Work to complete: Leave out the pictures and copy everything else below exactly.

■ ■ ■

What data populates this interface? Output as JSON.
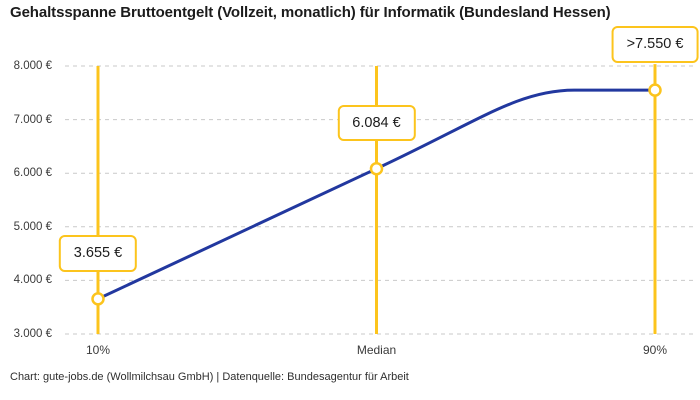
{
  "colors": {
    "accent_yellow": "#fcc41d",
    "line_blue": "#22389f",
    "grid_gray": "#c9c9c9",
    "text_dark": "#1c1c1c",
    "text_muted": "#3a3a3a"
  },
  "chart_data": {
    "type": "line",
    "title": "Gehaltsspanne Bruttoentgelt (Vollzeit, monatlich) für Informatik (Bundesland Hessen)",
    "attribution": "Chart: gute-jobs.de (Wollmilchsau GmbH) | Datenquelle: Bundesagentur für Arbeit",
    "categories": [
      "10%",
      "Median",
      "90%"
    ],
    "values": [
      3655,
      6084,
      7550
    ],
    "point_labels": [
      "3.655 €",
      "6.084 €",
      ">7.550 €"
    ],
    "ylim": [
      3000,
      8000
    ],
    "yticks": [
      3000,
      4000,
      5000,
      6000,
      7000,
      8000
    ],
    "ytick_labels": [
      "3.000 €",
      "4.000 €",
      "5.000 €",
      "6.000 €",
      "7.000 €",
      "8.000 €"
    ],
    "xlabel": "",
    "ylabel": "",
    "grid": "horizontal-dashed",
    "legend": "none",
    "notes": "vertical accent marker line at each percentile, open circle markers, curve flattens toward 90th percentile"
  }
}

■ ■ ■

Correct output:
What data populates this interface? Output as JSON.
{
  "colors": {
    "accent_yellow": "#fcc41d",
    "line_blue": "#22389f",
    "grid_gray": "#c9c9c9",
    "text_dark": "#1c1c1c",
    "text_muted": "#3a3a3a"
  },
  "chart_data": {
    "type": "line",
    "title": "Gehaltsspanne Bruttoentgelt (Vollzeit, monatlich) für Informatik (Bundesland Hessen)",
    "attribution": "Chart: gute-jobs.de (Wollmilchsau GmbH) | Datenquelle: Bundesagentur für Arbeit",
    "categories": [
      "10%",
      "Median",
      "90%"
    ],
    "values": [
      3655,
      6084,
      7550
    ],
    "point_labels": [
      "3.655 €",
      "6.084 €",
      ">7.550 €"
    ],
    "ylim": [
      3000,
      8000
    ],
    "yticks": [
      3000,
      4000,
      5000,
      6000,
      7000,
      8000
    ],
    "ytick_labels": [
      "3.000 €",
      "4.000 €",
      "5.000 €",
      "6.000 €",
      "7.000 €",
      "8.000 €"
    ],
    "xlabel": "",
    "ylabel": "",
    "grid": "horizontal-dashed",
    "legend": "none",
    "notes": "vertical accent marker line at each percentile, open circle markers, curve flattens toward 90th percentile"
  }
}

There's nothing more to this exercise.